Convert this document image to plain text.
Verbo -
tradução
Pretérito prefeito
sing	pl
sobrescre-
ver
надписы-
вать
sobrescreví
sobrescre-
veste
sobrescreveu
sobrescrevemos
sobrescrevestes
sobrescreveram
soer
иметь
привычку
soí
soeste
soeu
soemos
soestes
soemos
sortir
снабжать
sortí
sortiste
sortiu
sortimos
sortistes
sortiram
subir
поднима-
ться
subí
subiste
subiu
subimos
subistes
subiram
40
:::
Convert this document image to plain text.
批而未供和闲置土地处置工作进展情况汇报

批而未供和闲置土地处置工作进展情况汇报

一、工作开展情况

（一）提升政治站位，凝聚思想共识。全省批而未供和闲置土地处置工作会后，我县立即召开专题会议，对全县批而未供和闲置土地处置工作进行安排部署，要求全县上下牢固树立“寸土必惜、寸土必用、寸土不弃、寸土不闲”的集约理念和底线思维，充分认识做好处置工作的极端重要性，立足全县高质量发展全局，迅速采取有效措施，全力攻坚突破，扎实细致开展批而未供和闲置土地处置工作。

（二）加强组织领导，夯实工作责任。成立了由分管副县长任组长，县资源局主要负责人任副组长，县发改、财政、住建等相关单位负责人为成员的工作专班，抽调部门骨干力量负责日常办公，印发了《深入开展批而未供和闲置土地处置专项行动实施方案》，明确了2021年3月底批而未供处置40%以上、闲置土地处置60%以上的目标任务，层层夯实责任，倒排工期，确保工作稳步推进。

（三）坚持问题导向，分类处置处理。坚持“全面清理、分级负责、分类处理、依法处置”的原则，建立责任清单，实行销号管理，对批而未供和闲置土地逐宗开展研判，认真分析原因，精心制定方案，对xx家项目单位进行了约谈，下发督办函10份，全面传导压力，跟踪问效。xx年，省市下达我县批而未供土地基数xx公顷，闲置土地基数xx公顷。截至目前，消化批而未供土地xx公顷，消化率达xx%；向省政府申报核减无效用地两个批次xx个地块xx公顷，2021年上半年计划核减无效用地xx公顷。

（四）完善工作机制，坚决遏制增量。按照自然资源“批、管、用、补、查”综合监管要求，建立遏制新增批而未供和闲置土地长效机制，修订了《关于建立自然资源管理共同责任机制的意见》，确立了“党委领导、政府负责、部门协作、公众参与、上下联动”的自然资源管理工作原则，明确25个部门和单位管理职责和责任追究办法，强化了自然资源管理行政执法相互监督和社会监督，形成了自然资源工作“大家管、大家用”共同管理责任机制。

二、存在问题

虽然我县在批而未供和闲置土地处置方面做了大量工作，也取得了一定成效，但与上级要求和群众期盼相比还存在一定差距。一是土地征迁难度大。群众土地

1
:::
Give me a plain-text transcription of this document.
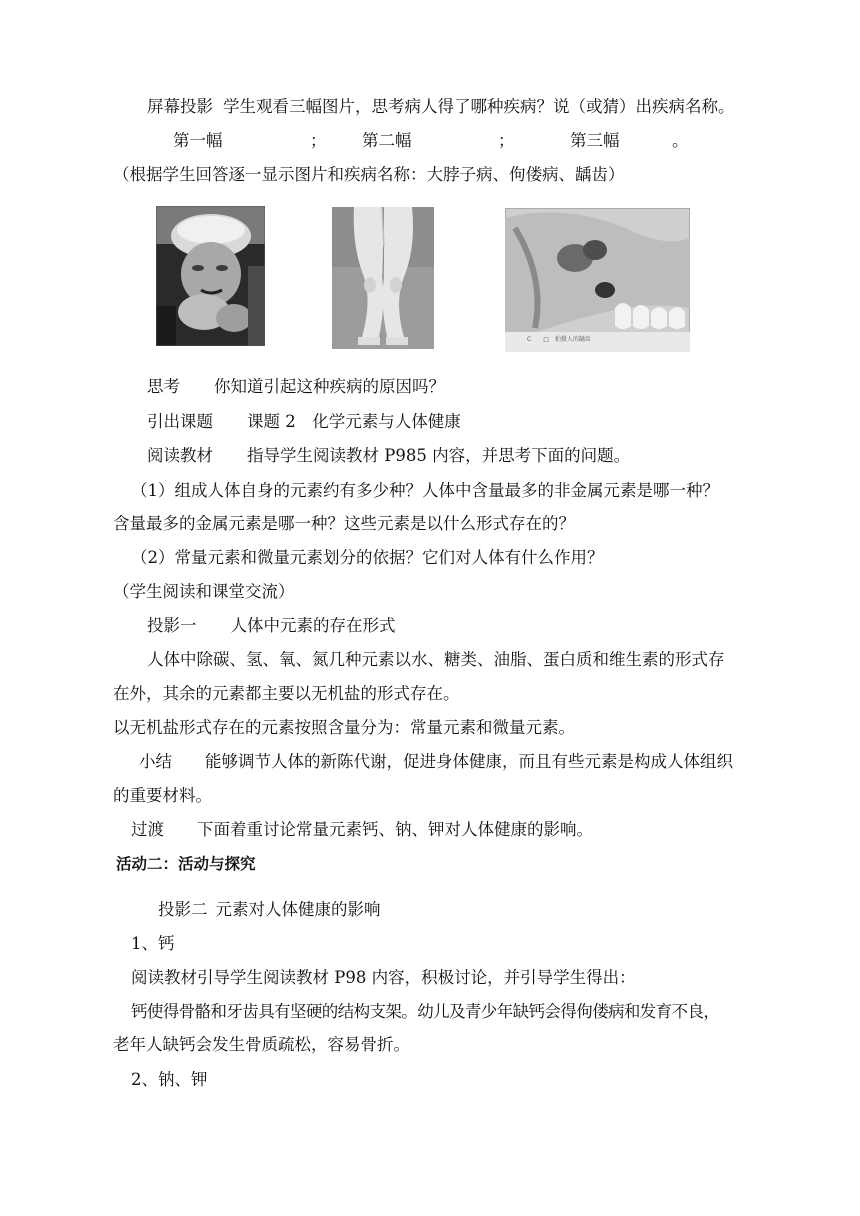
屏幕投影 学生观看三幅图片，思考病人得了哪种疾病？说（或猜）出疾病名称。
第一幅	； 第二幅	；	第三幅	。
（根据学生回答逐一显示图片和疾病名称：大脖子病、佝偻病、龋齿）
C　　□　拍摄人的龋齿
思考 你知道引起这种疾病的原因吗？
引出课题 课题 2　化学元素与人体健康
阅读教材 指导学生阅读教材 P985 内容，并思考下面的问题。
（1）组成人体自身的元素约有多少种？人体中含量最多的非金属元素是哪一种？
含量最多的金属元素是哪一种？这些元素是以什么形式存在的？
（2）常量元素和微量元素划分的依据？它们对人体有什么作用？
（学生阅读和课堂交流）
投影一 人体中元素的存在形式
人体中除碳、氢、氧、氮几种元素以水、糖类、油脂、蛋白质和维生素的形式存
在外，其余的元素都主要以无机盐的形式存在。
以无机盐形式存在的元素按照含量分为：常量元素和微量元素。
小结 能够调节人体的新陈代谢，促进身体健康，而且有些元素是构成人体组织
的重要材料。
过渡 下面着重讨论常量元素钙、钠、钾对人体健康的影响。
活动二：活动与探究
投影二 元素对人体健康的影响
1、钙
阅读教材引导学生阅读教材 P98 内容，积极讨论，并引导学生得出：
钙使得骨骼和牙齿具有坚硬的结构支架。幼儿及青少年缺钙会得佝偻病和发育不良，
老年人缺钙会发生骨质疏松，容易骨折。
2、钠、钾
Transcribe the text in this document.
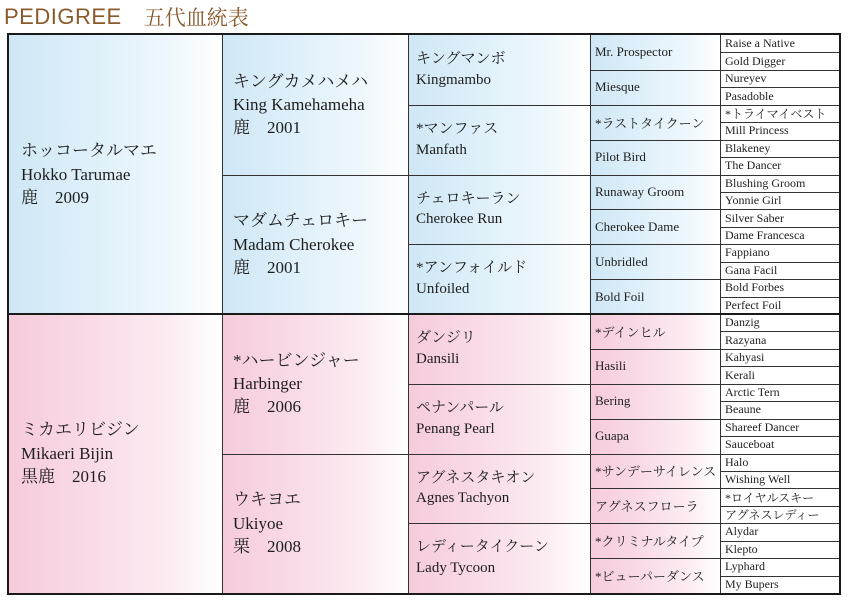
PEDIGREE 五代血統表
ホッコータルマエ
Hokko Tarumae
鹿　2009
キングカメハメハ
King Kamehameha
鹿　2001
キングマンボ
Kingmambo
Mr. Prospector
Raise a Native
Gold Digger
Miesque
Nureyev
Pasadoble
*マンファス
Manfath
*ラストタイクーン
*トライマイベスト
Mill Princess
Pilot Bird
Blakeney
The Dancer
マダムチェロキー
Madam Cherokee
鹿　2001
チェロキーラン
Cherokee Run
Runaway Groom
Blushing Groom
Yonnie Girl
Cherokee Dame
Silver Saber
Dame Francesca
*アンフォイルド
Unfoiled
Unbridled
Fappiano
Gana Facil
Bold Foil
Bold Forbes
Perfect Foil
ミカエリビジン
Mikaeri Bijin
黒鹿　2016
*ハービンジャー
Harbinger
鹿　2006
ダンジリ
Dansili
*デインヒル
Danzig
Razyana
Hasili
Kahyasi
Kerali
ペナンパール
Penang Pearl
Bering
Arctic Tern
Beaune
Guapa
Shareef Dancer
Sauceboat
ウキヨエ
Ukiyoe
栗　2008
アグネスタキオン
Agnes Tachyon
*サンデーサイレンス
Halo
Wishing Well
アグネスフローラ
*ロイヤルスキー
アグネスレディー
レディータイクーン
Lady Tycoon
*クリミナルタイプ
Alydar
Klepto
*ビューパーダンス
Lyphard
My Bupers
:::
## [The problem]
Among the lines of the data, identify those with the word "document". Copy each of them.

## [Problem solution]
Convert this document image to plain text.
Convert this document image to plain text.
Give me a plain-text transcription of this document.
Transcribe the text in this document.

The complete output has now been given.